» **Data listing**
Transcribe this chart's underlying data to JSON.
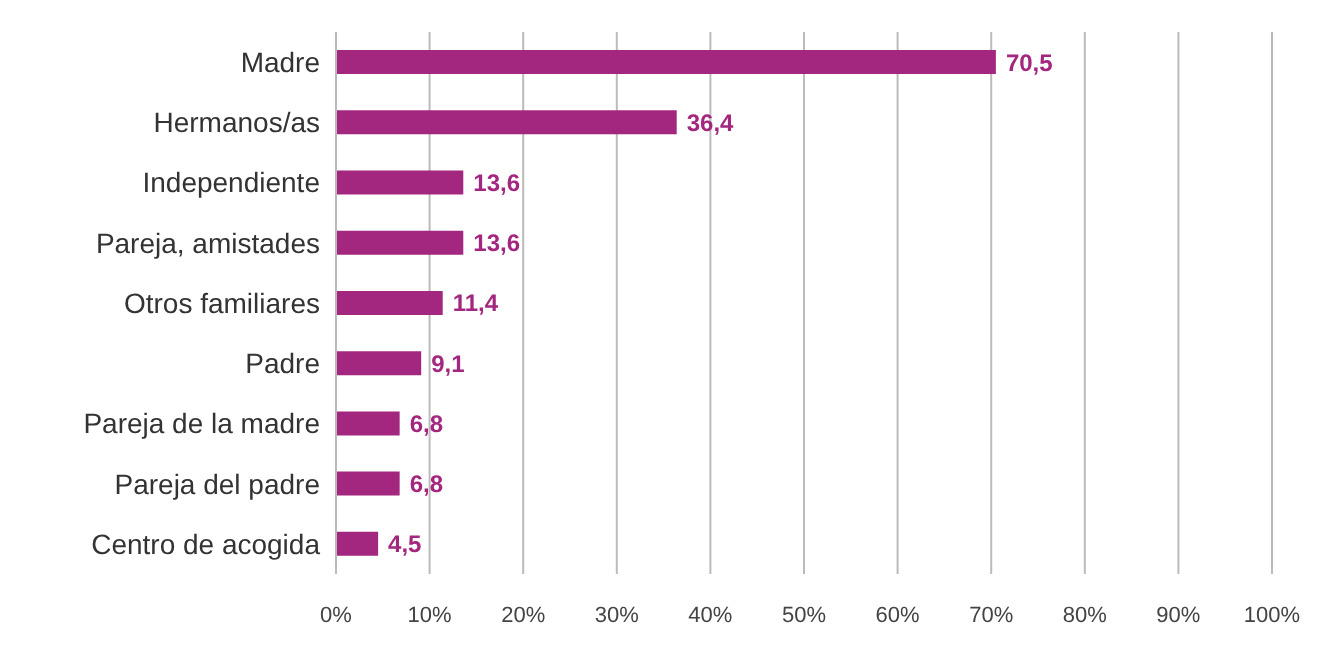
{
  "chart_data": {
    "type": "bar",
    "orientation": "horizontal",
    "categories": [
      "Madre",
      "Hermanos/as",
      "Independiente",
      "Pareja, amistades",
      "Otros familiares",
      "Padre",
      "Pareja de la madre",
      "Pareja del padre",
      "Centro de acogida"
    ],
    "values": [
      70.5,
      36.4,
      13.6,
      13.6,
      11.4,
      9.1,
      6.8,
      6.8,
      4.5
    ],
    "value_labels": [
      "70,5",
      "36,4",
      "13,6",
      "13,6",
      "11,4",
      "9,1",
      "6,8",
      "6,8",
      "4,5"
    ],
    "color": "#a3267f",
    "xlim": [
      0,
      100
    ],
    "xticks": [
      {
        "value": 0,
        "label": "0%"
      },
      {
        "value": 10,
        "label": "10%"
      },
      {
        "value": 20,
        "label": "20%"
      },
      {
        "value": 30,
        "label": "30%"
      },
      {
        "value": 40,
        "label": "40%"
      },
      {
        "value": 50,
        "label": "50%"
      },
      {
        "value": 60,
        "label": "60%"
      },
      {
        "value": 70,
        "label": "70%"
      },
      {
        "value": 80,
        "label": "80%"
      },
      {
        "value": 90,
        "label": "90%"
      },
      {
        "value": 100,
        "label": "100%"
      }
    ],
    "grid": "x"
  }
}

» **PROBLEM DETAILS**
Give back the entries verbatim. Do not include any picture.

» **COMPLETED EXERCISE**
Transcribe this chart's underlying data to JSON.
{
  "chart_data": {
    "type": "bar",
    "orientation": "horizontal",
    "categories": [
      "Madre",
      "Hermanos/as",
      "Independiente",
      "Pareja, amistades",
      "Otros familiares",
      "Padre",
      "Pareja de la madre",
      "Pareja del padre",
      "Centro de acogida"
    ],
    "values": [
      70.5,
      36.4,
      13.6,
      13.6,
      11.4,
      9.1,
      6.8,
      6.8,
      4.5
    ],
    "value_labels": [
      "70,5",
      "36,4",
      "13,6",
      "13,6",
      "11,4",
      "9,1",
      "6,8",
      "6,8",
      "4,5"
    ],
    "color": "#a3267f",
    "xlim": [
      0,
      100
    ],
    "xticks": [
      {
        "value": 0,
        "label": "0%"
      },
      {
        "value": 10,
        "label": "10%"
      },
      {
        "value": 20,
        "label": "20%"
      },
      {
        "value": 30,
        "label": "30%"
      },
      {
        "value": 40,
        "label": "40%"
      },
      {
        "value": 50,
        "label": "50%"
      },
      {
        "value": 60,
        "label": "60%"
      },
      {
        "value": 70,
        "label": "70%"
      },
      {
        "value": 80,
        "label": "80%"
      },
      {
        "value": 90,
        "label": "90%"
      },
      {
        "value": 100,
        "label": "100%"
      }
    ],
    "grid": "x"
  }
}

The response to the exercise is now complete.